— GIVEN RECORDS —
┌──

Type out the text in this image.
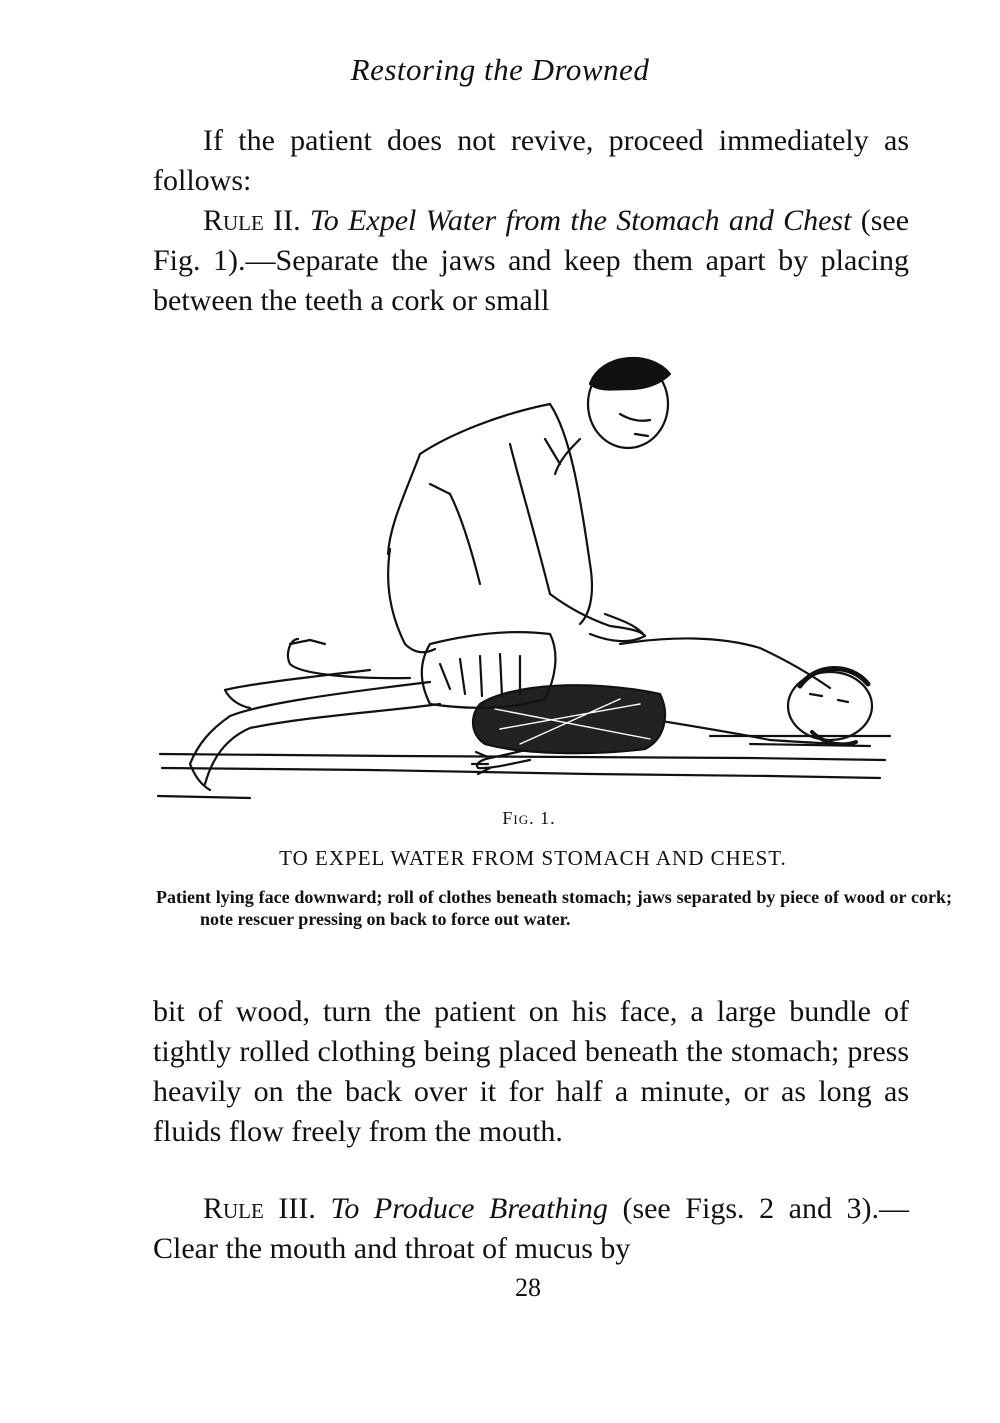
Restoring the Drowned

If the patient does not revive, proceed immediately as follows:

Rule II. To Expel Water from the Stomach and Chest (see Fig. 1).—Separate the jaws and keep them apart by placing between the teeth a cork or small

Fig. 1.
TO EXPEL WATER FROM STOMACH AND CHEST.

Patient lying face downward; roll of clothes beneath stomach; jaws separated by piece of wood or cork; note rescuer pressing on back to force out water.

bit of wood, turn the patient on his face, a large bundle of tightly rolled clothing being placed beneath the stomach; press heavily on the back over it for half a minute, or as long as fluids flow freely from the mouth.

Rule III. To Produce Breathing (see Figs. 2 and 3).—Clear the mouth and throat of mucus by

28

└──
┌──

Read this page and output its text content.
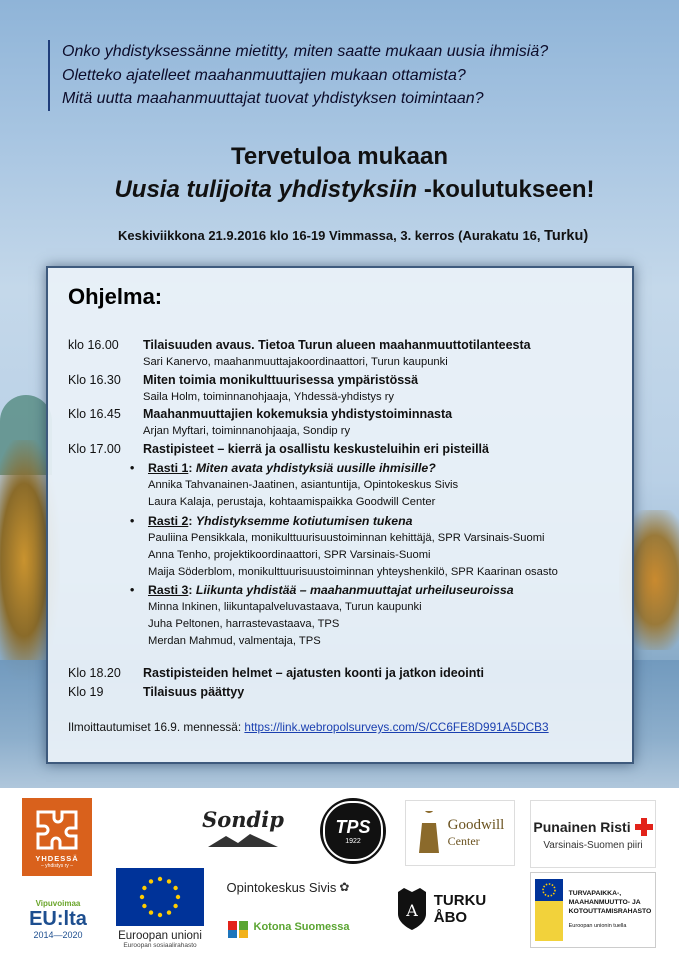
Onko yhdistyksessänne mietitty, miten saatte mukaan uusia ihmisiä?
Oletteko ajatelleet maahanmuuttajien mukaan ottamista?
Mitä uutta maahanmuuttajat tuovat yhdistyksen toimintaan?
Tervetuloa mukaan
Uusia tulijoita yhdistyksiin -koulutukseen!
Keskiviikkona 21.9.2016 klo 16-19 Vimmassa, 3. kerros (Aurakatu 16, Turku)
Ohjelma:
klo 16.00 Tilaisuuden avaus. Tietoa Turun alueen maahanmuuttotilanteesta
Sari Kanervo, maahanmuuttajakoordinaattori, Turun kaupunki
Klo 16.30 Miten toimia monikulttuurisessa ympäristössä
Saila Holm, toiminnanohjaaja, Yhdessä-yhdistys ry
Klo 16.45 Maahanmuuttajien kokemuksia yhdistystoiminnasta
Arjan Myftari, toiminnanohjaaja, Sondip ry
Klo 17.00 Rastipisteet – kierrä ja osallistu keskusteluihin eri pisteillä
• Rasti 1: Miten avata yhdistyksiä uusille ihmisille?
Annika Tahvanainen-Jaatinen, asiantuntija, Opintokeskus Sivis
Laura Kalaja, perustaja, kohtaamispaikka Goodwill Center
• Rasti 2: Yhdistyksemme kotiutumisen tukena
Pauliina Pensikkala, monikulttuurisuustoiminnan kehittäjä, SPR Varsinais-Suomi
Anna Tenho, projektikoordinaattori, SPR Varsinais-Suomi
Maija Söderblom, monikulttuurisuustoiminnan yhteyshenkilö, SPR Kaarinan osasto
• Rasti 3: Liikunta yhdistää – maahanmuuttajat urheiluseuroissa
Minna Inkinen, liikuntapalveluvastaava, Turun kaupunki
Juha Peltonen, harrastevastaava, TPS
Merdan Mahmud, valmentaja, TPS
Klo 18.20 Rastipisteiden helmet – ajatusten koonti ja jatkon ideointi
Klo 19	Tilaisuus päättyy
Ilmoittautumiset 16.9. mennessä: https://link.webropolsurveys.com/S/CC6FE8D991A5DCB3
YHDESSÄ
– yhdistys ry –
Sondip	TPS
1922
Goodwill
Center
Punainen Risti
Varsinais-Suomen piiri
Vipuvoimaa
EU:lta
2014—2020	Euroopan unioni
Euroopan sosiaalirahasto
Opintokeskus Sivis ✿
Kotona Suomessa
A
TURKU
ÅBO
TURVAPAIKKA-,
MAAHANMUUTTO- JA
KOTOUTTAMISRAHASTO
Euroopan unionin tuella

└──
┌──

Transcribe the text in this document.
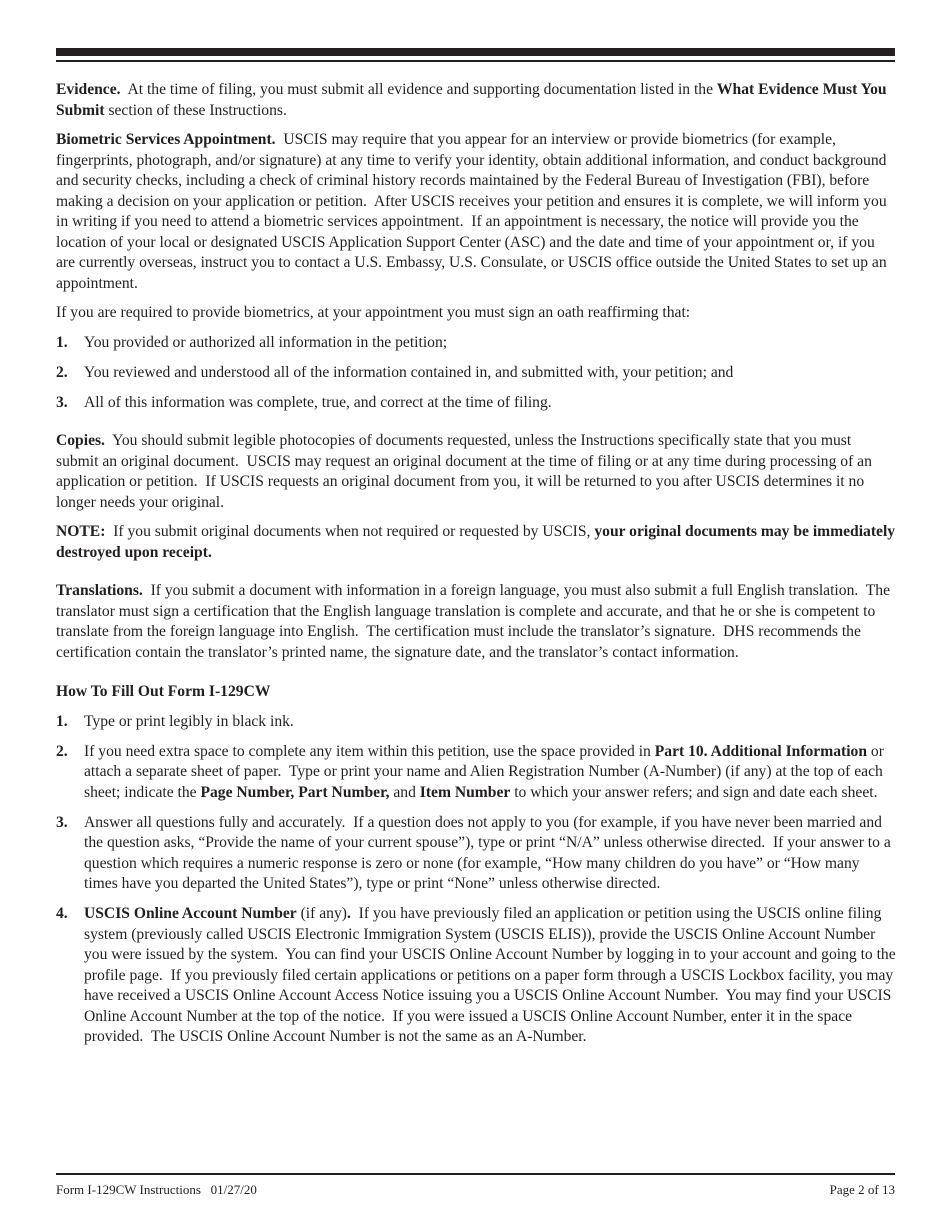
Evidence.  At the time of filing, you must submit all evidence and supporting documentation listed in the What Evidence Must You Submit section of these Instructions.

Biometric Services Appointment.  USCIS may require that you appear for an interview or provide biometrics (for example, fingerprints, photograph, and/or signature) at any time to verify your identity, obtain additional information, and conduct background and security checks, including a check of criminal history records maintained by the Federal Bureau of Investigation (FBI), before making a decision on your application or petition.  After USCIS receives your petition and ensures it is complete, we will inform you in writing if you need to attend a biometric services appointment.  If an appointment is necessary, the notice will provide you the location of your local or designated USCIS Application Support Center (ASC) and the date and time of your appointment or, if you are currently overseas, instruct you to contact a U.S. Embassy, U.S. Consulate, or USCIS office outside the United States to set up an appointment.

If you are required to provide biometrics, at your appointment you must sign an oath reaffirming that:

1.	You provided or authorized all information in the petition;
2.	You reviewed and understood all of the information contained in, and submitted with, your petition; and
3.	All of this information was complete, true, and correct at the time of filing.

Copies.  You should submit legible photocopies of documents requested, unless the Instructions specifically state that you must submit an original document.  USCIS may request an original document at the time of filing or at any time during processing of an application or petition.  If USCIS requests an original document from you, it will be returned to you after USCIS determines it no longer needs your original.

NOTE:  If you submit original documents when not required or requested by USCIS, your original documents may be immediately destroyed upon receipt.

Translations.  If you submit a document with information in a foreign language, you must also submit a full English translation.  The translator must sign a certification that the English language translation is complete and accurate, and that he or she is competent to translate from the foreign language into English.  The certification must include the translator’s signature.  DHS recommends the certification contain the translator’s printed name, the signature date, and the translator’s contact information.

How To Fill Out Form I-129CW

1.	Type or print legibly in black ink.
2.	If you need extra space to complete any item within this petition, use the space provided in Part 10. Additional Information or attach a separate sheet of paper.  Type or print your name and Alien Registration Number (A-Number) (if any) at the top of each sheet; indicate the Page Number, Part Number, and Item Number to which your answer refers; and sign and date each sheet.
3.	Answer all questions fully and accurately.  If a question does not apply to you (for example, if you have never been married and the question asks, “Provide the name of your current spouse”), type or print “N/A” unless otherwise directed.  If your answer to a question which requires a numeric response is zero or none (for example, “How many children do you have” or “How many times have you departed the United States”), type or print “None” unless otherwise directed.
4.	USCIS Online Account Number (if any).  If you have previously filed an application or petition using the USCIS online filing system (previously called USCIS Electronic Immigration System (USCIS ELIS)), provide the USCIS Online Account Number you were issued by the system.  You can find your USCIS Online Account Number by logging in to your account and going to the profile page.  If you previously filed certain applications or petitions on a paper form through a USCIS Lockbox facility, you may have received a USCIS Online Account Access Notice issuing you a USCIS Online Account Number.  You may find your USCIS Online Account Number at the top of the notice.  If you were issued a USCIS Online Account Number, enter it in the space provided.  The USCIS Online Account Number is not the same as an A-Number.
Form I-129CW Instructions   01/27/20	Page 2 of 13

└──

— JOB —
All lines of the data above that include the word "beneath" must be shown.

— TASK RESPONSE —
Patient lying face downward; roll of clothes beneath stomach; jaws separated by piece of wood or cork; note rescuer pressing on back to force out water.
bit of wood, turn the patient on his face, a large bundle of tightly rolled clothing being placed beneath the stomach; press heavily on the back over it for half a minute, or as long as fluids flow freely from the mouth.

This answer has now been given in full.